[Set problem] Filter the entries below, keeping only lines with the word "through".

[Data entries]
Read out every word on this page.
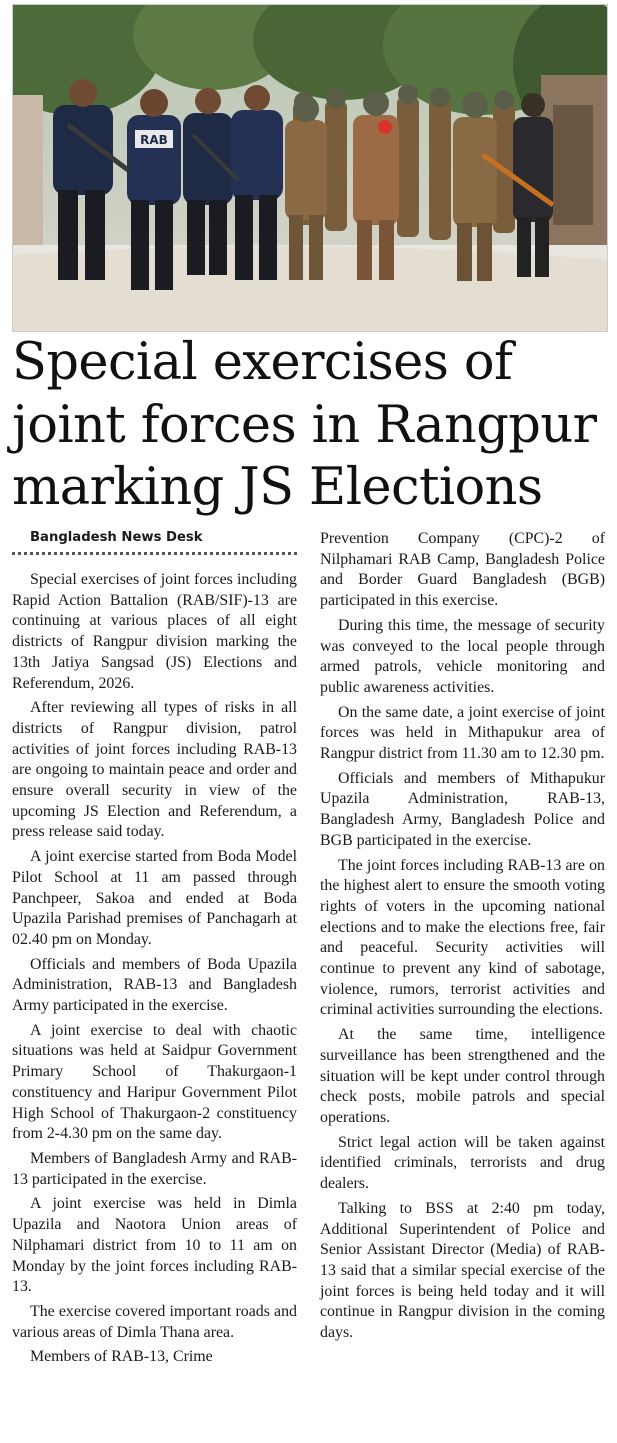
RAB
Special exercises of joint forces in Rangpur marking JS Elections

Bangladesh News Desk

Special exercises of joint forces including Rapid Action Battalion (RAB/SIF)-13 are continuing at various places of all eight districts of Rangpur division marking the 13th Jatiya Sangsad (JS) Elections and Referendum, 2026.

After reviewing all types of risks in all districts of Rangpur division, patrol activities of joint forces including RAB-13 are ongoing to maintain peace and order and ensure overall security in view of the upcoming JS Election and Referendum, a press release said today.

A joint exercise started from Boda Model Pilot School at 11 am passed through Panchpeer, Sakoa and ended at Boda Upazila Parishad premises of Panchagarh at 02.40 pm on Monday.

Officials and members of Boda Upazila Administration, RAB-13 and Bangladesh Army participated in the exercise.

A joint exercise to deal with chaotic situations was held at Saidpur Government Primary School of Thakurgaon-1 constituency and Haripur Government Pilot High School of Thakurgaon-2 constituency from 2-4.30 pm on the same day.

Members of Bangladesh Army and RAB-13 participated in the exercise.

A joint exercise was held in Dimla Upazila and Naotora Union areas of Nilphamari district from 10 to 11 am on Monday by the joint forces including RAB-13.

The exercise covered important roads and various areas of Dimla Thana area.

Members of RAB-13, Crime

Prevention Company (CPC)-2 of Nilphamari RAB Camp, Bangladesh Police and Border Guard Bangladesh (BGB) participated in this exercise.

During this time, the message of security was conveyed to the local people through armed patrols, vehicle monitoring and public awareness activities.

On the same date, a joint exercise of joint forces was held in Mithapukur area of Rangpur district from 11.30 am to 12.30 pm.

Officials and members of Mithapukur Upazila Administration, RAB-13, Bangladesh Army, Bangladesh Police and BGB participated in the exercise.

The joint forces including RAB-13 are on the highest alert to ensure the smooth voting rights of voters in the upcoming national elections and to make the elections free, fair and peaceful. Security activities will continue to prevent any kind of sabotage, violence, rumors, terrorist activities and criminal activities surrounding the elections.

At the same time, intelligence surveillance has been strengthened and the situation will be kept under control through check posts, mobile patrols and special operations.

Strict legal action will be taken against identified criminals, terrorists and drug dealers.

Talking to BSS at 2:40 pm today, Additional Superintendent of Police and Senior Assistant Director (Media) of RAB-13 said that a similar special exercise of the joint forces is being held today and it will continue in Rangpur division in the coming days.
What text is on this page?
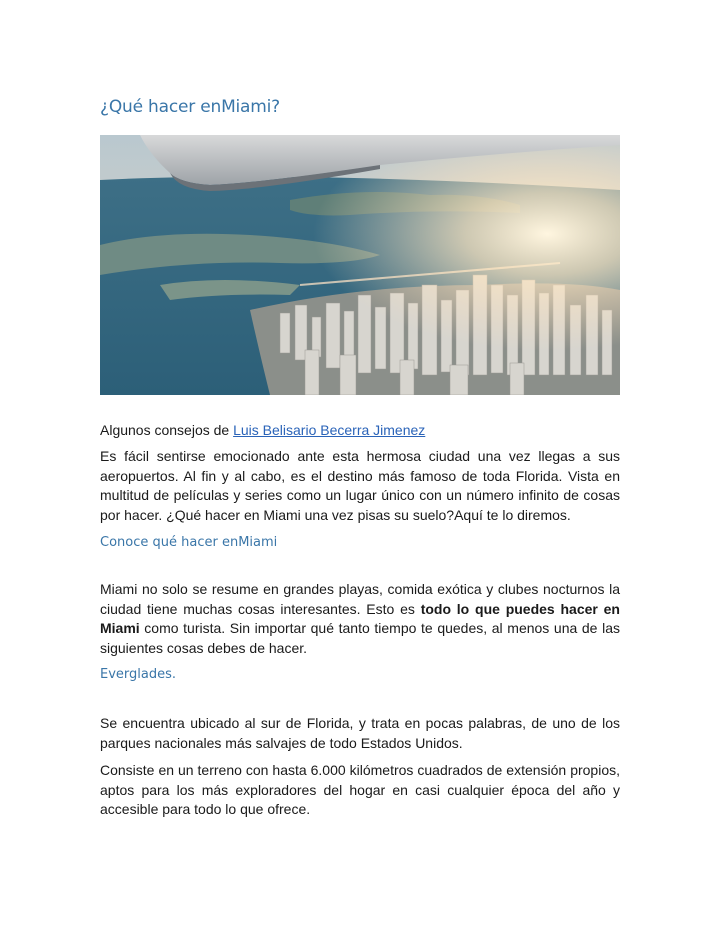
¿Qué hacer enMiami?
Algunos consejos de Luis Belisario Becerra Jimenez

Es fácil sentirse emocionado ante esta hermosa ciudad una vez llegas a sus aeropuertos. Al fin y al cabo, es el destino más famoso de toda Florida. Vista en multitud de películas y series como un lugar único con un número infinito de cosas por hacer. ¿Qué hacer en Miami una vez pisas su suelo?Aquí te lo diremos.

Conoce qué hacer enMiami

Miami no solo se resume en grandes playas, comida exótica y clubes nocturnos la ciudad tiene muchas cosas interesantes. Esto es todo lo que puedes hacer en Miami como turista. Sin importar qué tanto tiempo te quedes, al menos una de las siguientes cosas debes de hacer.

Everglades.

Se encuentra ubicado al sur de Florida, y trata en pocas palabras, de uno de los parques nacionales más salvajes de todo Estados Unidos.

Consiste en un terreno con hasta 6.000 kilómetros cuadrados de extensión propios, aptos para los más exploradores del hogar en casi cualquier época del año y accesible para todo lo que ofrece.
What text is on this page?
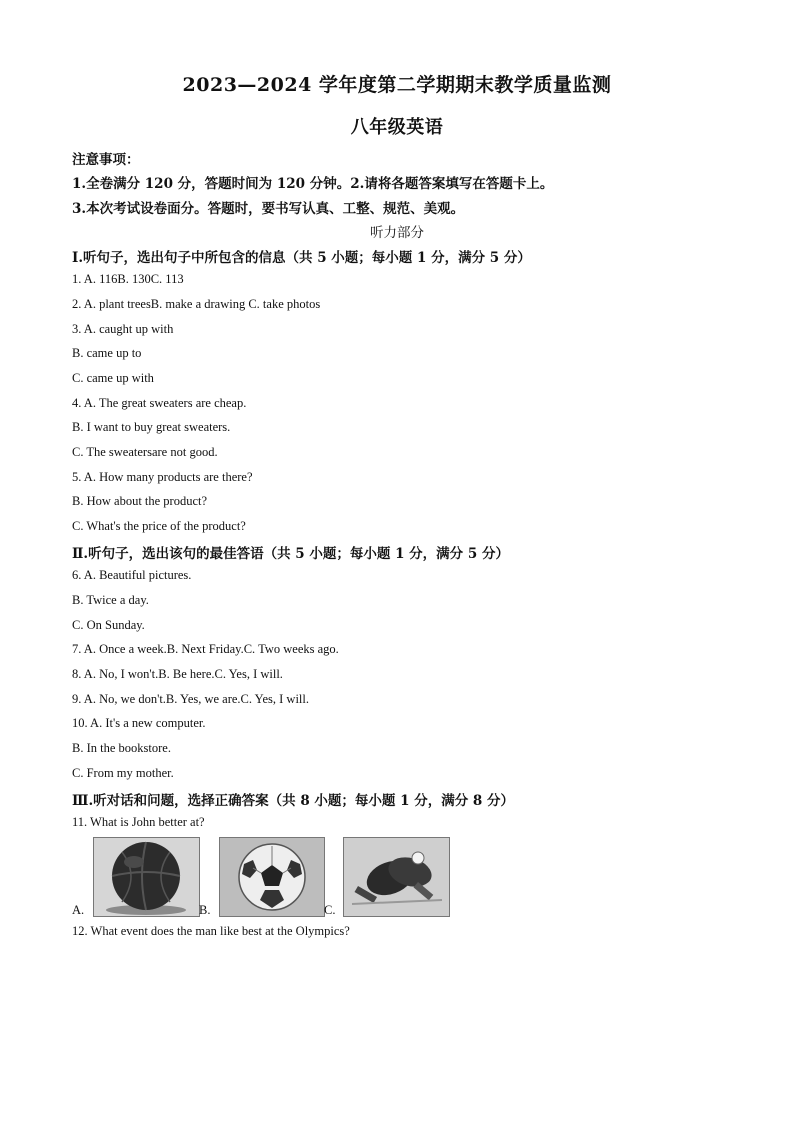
2023—2024 学年度第二学期期末教学质量监测
八年级英语
注意事项：
1.全卷满分 120 分，答题时间为 120 分钟。2.请将各题答案填写在答题卡上。
3.本次考试设卷面分。答题时，要书写认真、工整、规范、美观。
听力部分
I.听句子，选出句子中所包含的信息（共 5 小题；每小题 1 分，满分 5 分）
1. A. 116B. 130C. 113
2. A. plant treesB. make a drawing C. take photos
3. A. caught up with
B. came up to
C. came up with
4. A. The great sweaters are cheap.
B. I want to buy great sweaters.
C. The sweatersare not good.
5. A. How many products are there?
B. How about the product?
C. What's the price of the product?
Ⅱ.听句子，选出该句的最佳答语（共 5 小题；每小题 1 分，满分 5 分）
6. A. Beautiful pictures.
B. Twice a day.
C. On Sunday.
7. A. Once a week.B. Next Friday.C. Two weeks ago.
8. A. No, I won't.B. Be here.C. Yes, I will.
9. A. No, we don't.B. Yes, we are.C. Yes, I will.
10. A. It's a new computer.
B. In the bookstore.
C. From my mother.
Ⅲ.听对话和问题，选择正确答案（共 8 小题；每小题 1 分，满分 8 分）
11. What is John better at?
A.	B.	C.
12. What event does the man like best at the Olympics?
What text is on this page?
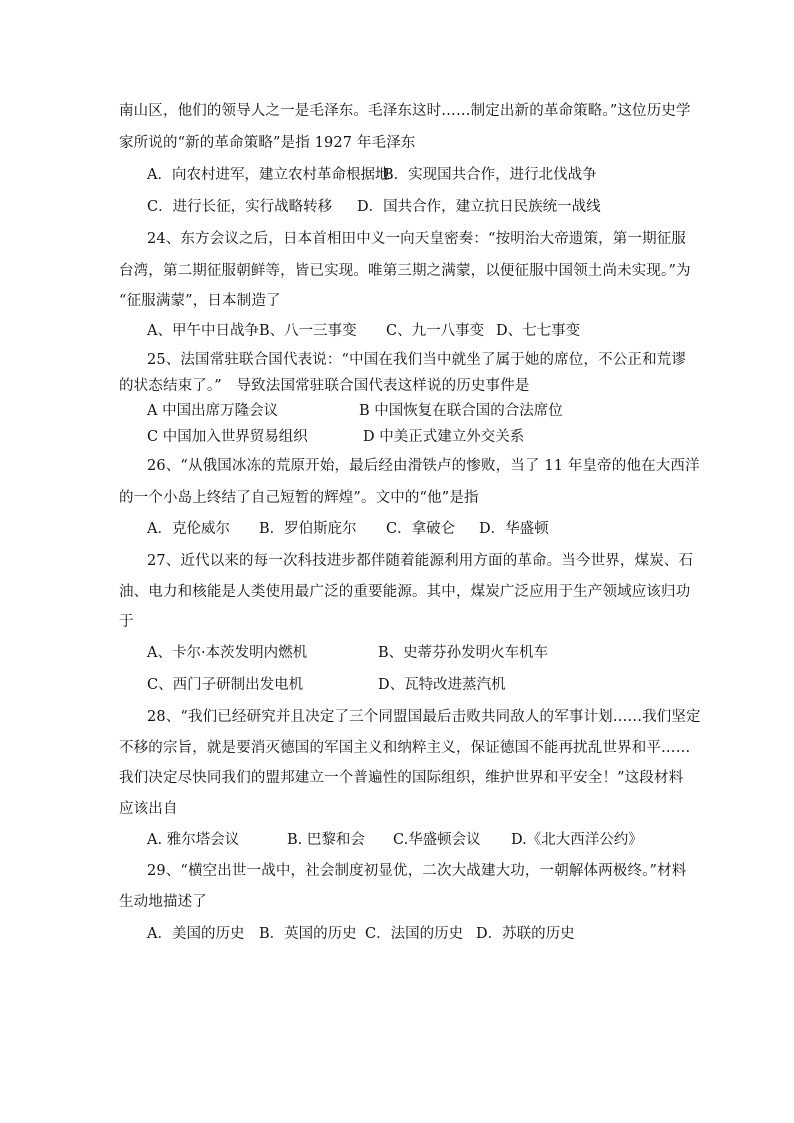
南山区，他们的领导人之一是毛泽东。毛泽东这时……制定出新的革命策略。”这位历史学
家所说的“新的革命策略”是指 1927 年毛泽东
A．向农村进军，建立农村革命根据地
B．实现国共合作，进行北伐战争
C．进行长征，实行战略转移 D．国共合作，建立抗日民族统一战线
24、东方会议之后，日本首相田中义一向天皇密奏：“按明治大帝遗策，第一期征服
台湾，第二期征服朝鲜等，皆已实现。唯第三期之满蒙，以便征服中国领土尚未实现。”为
“征服满蒙”，日本制造了
A、甲午中日战争 B、八一三事变 C、九一八事变 D、七七事变
25、法国常驻联合国代表说：“中国在我们当中就坐了属于她的席位，不公正和荒谬
的状态结束了。”　导致法国常驻联合国代表这样说的历史事件是
A 中国出席万隆会议	B 中国恢复在联合国的合法席位
C 中国加入世界贸易组织	D 中美正式建立外交关系
26、“从俄国冰冻的荒原开始，最后经由滑铁卢的惨败，当了 11 年皇帝的他在大西洋
的一个小岛上终结了自己短暂的辉煌”。文中的“他”是指
A．克伦威尔 B．罗伯斯庇尔 C．拿破仑 D．华盛顿
27、近代以来的每一次科技进步都伴随着能源利用方面的革命。当今世界，煤炭、石
油、电力和核能是人类使用最广泛的重要能源。其中，煤炭广泛应用于生产领域应该归功
于
A、卡尔·本茨发明内燃机	B、史蒂芬孙发明火车机车
C、西门子研制出发电机	D、瓦特改进蒸汽机
28、“我们已经研究并且决定了三个同盟国最后击败共同敌人的军事计划……我们坚定
不移的宗旨，就是要消灭德国的军国主义和纳粹主义，保证德国不能再扰乱世界和平……
我们决定尽快同我们的盟邦建立一个普遍性的国际组织，维护世界和平安全！”这段材料
应该出自
A. 雅尔塔会议	B. 巴黎和会 C.华盛顿会议 D.《北大西洋公约》
29、“横空出世一战中，社会制度初显优，二次大战建大功，一朝解体两极终。”材料
生动地描述了
A．美国的历史 B．英国的历史 C．法国的历史 D．苏联的历史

[In response]
A joint exercise started from Boda Model Pilot School at 11 am passed through Panchpeer, Sakoa and ended at Boda Upazila Parishad premises of Panchagarh at 02.40 pm on Monday.
During this time, the message of security was conveyed to the local people through armed patrols, vehicle monitoring and public awareness activities.
At the same time, intelligence surveillance has been strengthened and the situation will be kept under control through check posts, mobile patrols and special operations.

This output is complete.